### PASSAGE GIVEN
==*==

Clearly, there are going to be homes and houses where… Which don’t have a firstborn.
And he goes even further. He says our sages in the Midrash, Shemot Rabbah, confirmed this sentence when they stated that the plague of the killing of the firstborn in Egypt included the females. From the palace of Pharaoh, with exception of Pharaoh’s first daughter, Batya. And that’s a beautiful midrash.
12:30 AM That is beautiful. You know, it’s interesting because we don’t know that we don’t know that. Pharaoh’s daughter, Batya, who saved Moshe, was actually a firstborn. But he puts all the stories together, which is fantastic.
GS: Either that or, again, she was a princess of Egypt, you know, and if this is going after the rulers. So because we both kind of discovered this together, I’ll just finish reading what Rabbeinu Bechaya quotes from that midrash. It says, the one who had saved Moses at the time, Moses himself had acted as her counsel of defense at the heavenly court, according to the midrash. This is one of the meanings of, she saw him that he was good. Said concerning this, Batya, what made her good? She sees her business thrive, her light never goes out.

==*==

### GIVEN INFORMATION

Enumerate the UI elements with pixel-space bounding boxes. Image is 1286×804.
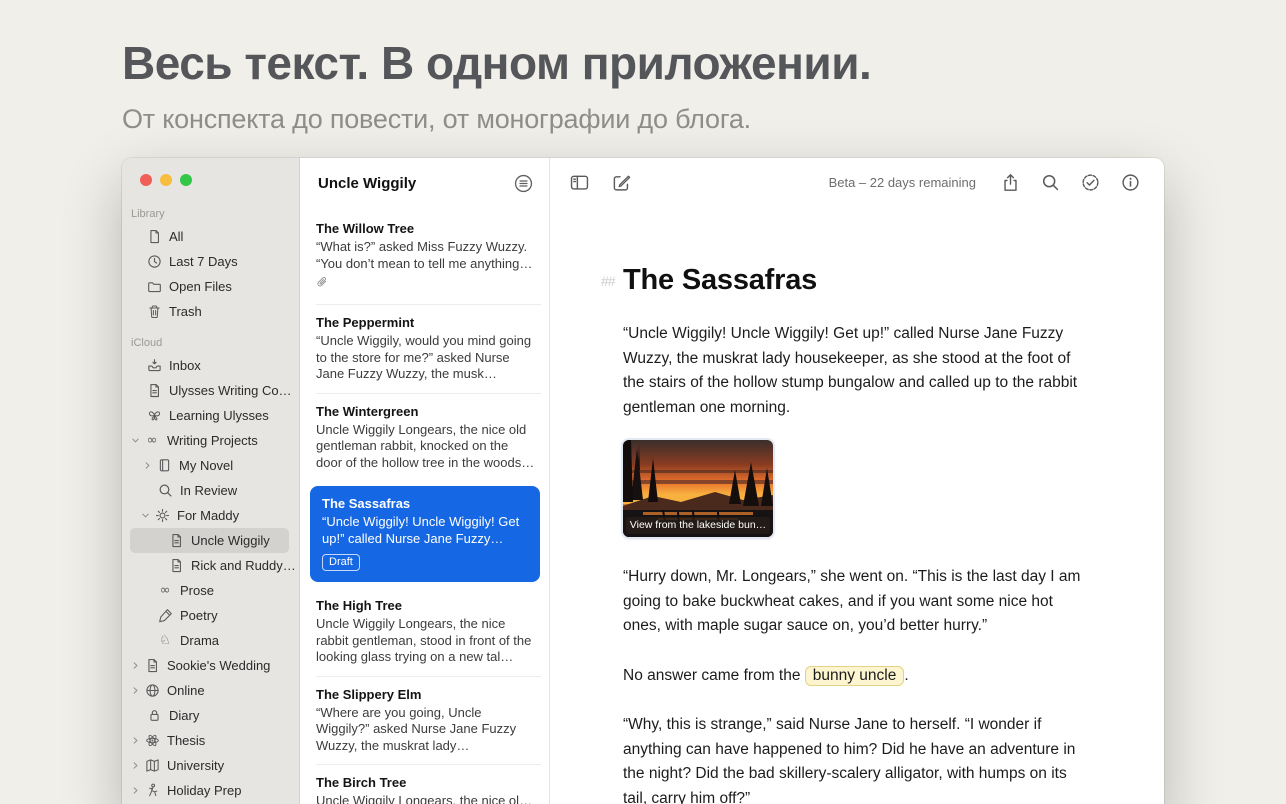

==*==

### TASK REQUIREMENTS
Repeat word for word the part of the passage on the midrash about Batya that opens with the words "And he goes" and stops after "a beautiful midrash.".

### ANSWER TO THIS TASK
And he goes even further. He says our sages in the Midrash, Shemot Rabbah, confirmed this sentence when they stated that the plague of the killing of the firstborn in Egypt included the females. From the palace of Pharaoh, with exception of Pharaoh’s first daughter, Batya. And that’s a beautiful midrash.